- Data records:
------------------------------------------------------------------------
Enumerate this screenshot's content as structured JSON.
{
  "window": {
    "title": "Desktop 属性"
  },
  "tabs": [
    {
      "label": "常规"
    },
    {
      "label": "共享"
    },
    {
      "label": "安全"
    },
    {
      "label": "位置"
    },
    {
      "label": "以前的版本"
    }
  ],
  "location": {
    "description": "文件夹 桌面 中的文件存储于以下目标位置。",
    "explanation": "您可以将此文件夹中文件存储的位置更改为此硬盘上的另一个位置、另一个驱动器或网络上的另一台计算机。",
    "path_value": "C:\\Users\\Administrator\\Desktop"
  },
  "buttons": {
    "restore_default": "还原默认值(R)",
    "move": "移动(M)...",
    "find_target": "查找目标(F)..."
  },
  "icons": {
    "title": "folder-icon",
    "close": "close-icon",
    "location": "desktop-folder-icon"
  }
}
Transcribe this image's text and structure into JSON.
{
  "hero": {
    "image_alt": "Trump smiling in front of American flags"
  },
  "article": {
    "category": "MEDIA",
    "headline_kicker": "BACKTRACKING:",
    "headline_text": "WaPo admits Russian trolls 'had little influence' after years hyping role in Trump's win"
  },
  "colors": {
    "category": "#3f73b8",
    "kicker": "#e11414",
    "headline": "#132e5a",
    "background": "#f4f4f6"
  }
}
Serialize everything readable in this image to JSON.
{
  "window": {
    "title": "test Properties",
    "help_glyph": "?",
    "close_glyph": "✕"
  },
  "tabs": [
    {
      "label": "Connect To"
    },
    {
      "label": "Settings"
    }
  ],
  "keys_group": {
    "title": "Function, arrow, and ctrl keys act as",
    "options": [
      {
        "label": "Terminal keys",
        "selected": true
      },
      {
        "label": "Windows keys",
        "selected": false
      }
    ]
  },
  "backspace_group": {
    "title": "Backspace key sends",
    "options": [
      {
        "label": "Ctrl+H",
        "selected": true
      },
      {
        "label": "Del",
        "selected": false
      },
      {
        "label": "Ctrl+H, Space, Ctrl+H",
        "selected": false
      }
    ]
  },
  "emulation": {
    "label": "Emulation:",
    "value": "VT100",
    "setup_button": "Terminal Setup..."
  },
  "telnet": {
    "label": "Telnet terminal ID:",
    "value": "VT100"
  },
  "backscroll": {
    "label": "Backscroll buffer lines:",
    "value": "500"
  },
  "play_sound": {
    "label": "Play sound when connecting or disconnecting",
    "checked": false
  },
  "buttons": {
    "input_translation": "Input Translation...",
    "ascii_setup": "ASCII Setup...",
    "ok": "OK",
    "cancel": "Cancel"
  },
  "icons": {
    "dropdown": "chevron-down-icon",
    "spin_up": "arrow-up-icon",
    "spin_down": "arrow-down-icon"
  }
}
------------------------------------------------------------------------
- Set problem: Your task is to transcribe the listing above in full, exactly as given.

- Reply to the exercise:
Enumerate this screenshot's content as structured JSON.
{
  "window": {
    "title": "Desktop 属性"
  },
  "tabs": [
    {
      "label": "常规"
    },
    {
      "label": "共享"
    },
    {
      "label": "安全"
    },
    {
      "label": "位置"
    },
    {
      "label": "以前的版本"
    }
  ],
  "location": {
    "description": "文件夹 桌面 中的文件存储于以下目标位置。",
    "explanation": "您可以将此文件夹中文件存储的位置更改为此硬盘上的另一个位置、另一个驱动器或网络上的另一台计算机。",
    "path_value": "C:\\Users\\Administrator\\Desktop"
  },
  "buttons": {
    "restore_default": "还原默认值(R)",
    "move": "移动(M)...",
    "find_target": "查找目标(F)..."
  },
  "icons": {
    "title": "folder-icon",
    "close": "close-icon",
    "location": "desktop-folder-icon"
  }
}
Transcribe this image's text and structure into JSON.
{
  "hero": {
    "image_alt": "Trump smiling in front of American flags"
  },
  "article": {
    "category": "MEDIA",
    "headline_kicker": "BACKTRACKING:",
    "headline_text": "WaPo admits Russian trolls 'had little influence' after years hyping role in Trump's win"
  },
  "colors": {
    "category": "#3f73b8",
    "kicker": "#e11414",
    "headline": "#132e5a",
    "background": "#f4f4f6"
  }
}
Serialize everything readable in this image to JSON.
{
  "window": {
    "title": "test Properties",
    "help_glyph": "?",
    "close_glyph": "✕"
  },
  "tabs": [
    {
      "label": "Connect To"
    },
    {
      "label": "Settings"
    }
  ],
  "keys_group": {
    "title": "Function, arrow, and ctrl keys act as",
    "options": [
      {
        "label": "Terminal keys",
        "selected": true
      },
      {
        "label": "Windows keys",
        "selected": false
      }
    ]
  },
  "backspace_group": {
    "title": "Backspace key sends",
    "options": [
      {
        "label": "Ctrl+H",
        "selected": true
      },
      {
        "label": "Del",
        "selected": false
      },
      {
        "label": "Ctrl+H, Space, Ctrl+H",
        "selected": false
      }
    ]
  },
  "emulation": {
    "label": "Emulation:",
    "value": "VT100",
    "setup_button": "Terminal Setup..."
  },
  "telnet": {
    "label": "Telnet terminal ID:",
    "value": "VT100"
  },
  "backscroll": {
    "label": "Backscroll buffer lines:",
    "value": "500"
  },
  "play_sound": {
    "label": "Play sound when connecting or disconnecting",
    "checked": false
  },
  "buttons": {
    "input_translation": "Input Translation...",
    "ascii_setup": "ASCII Setup...",
    "ok": "OK",
    "cancel": "Cancel"
  },
  "icons": {
    "dropdown": "chevron-down-icon",
    "spin_up": "arrow-up-icon",
    "spin_down": "arrow-down-icon"
  }
}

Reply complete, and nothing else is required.